[Start Supplied entries]
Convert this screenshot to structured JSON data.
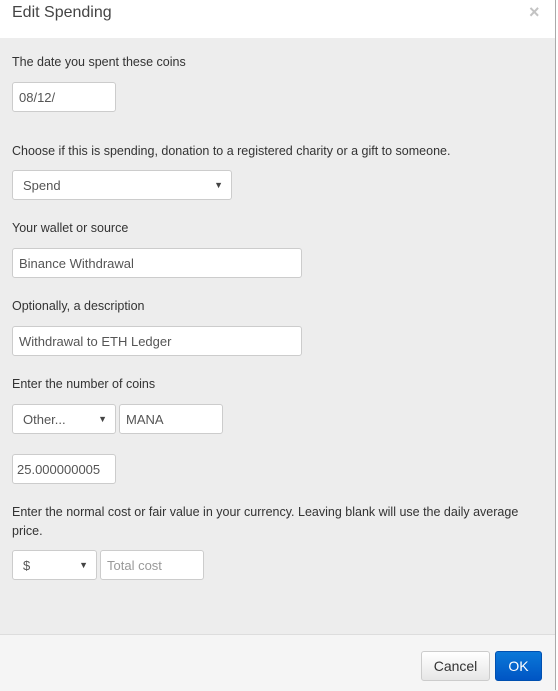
{
  "dialog": {
    "title": "Edit Spending",
    "close_icon": "×"
  },
  "form": {
    "date": {
      "label": "The date you spent these coins",
      "value": "08/12/"
    },
    "type": {
      "label": "Choose if this is spending, donation to a registered charity or a gift to someone.",
      "selected": "Spend"
    },
    "wallet": {
      "label": "Your wallet or source",
      "value": "Binance Withdrawal"
    },
    "description": {
      "label": "Optionally, a description",
      "value": "Withdrawal to ETH Ledger"
    },
    "coins": {
      "label": "Enter the number of coins",
      "coin_select": "Other...",
      "coin_symbol": "MANA",
      "amount": "25.000000005"
    },
    "cost": {
      "label_line1": "Enter the normal cost or fair value in your currency. Leaving blank will use the daily average",
      "label_line2": "price.",
      "currency_select": "$",
      "total_placeholder": "Total cost"
    },
    "caret": "▼"
  },
  "footer": {
    "cancel_label": "Cancel",
    "ok_label": "OK"
  },
  "colors": {
    "primary": "#0a6ad2",
    "body_bg": "#ededed"
  }
}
[End Supplied entries]
## The exercise
Make an exact copy of the listing above. Do not include the pictures.

## Exercise solution
Convert this screenshot to structured JSON data.
{
  "dialog": {
    "title": "Edit Spending",
    "close_icon": "×"
  },
  "form": {
    "date": {
      "label": "The date you spent these coins",
      "value": "08/12/"
    },
    "type": {
      "label": "Choose if this is spending, donation to a registered charity or a gift to someone.",
      "selected": "Spend"
    },
    "wallet": {
      "label": "Your wallet or source",
      "value": "Binance Withdrawal"
    },
    "description": {
      "label": "Optionally, a description",
      "value": "Withdrawal to ETH Ledger"
    },
    "coins": {
      "label": "Enter the number of coins",
      "coin_select": "Other...",
      "coin_symbol": "MANA",
      "amount": "25.000000005"
    },
    "cost": {
      "label_line1": "Enter the normal cost or fair value in your currency. Leaving blank will use the daily average",
      "label_line2": "price.",
      "currency_select": "$",
      "total_placeholder": "Total cost"
    },
    "caret": "▼"
  },
  "footer": {
    "cancel_label": "Cancel",
    "ok_label": "OK"
  },
  "colors": {
    "primary": "#0a6ad2",
    "body_bg": "#ededed"
  }
}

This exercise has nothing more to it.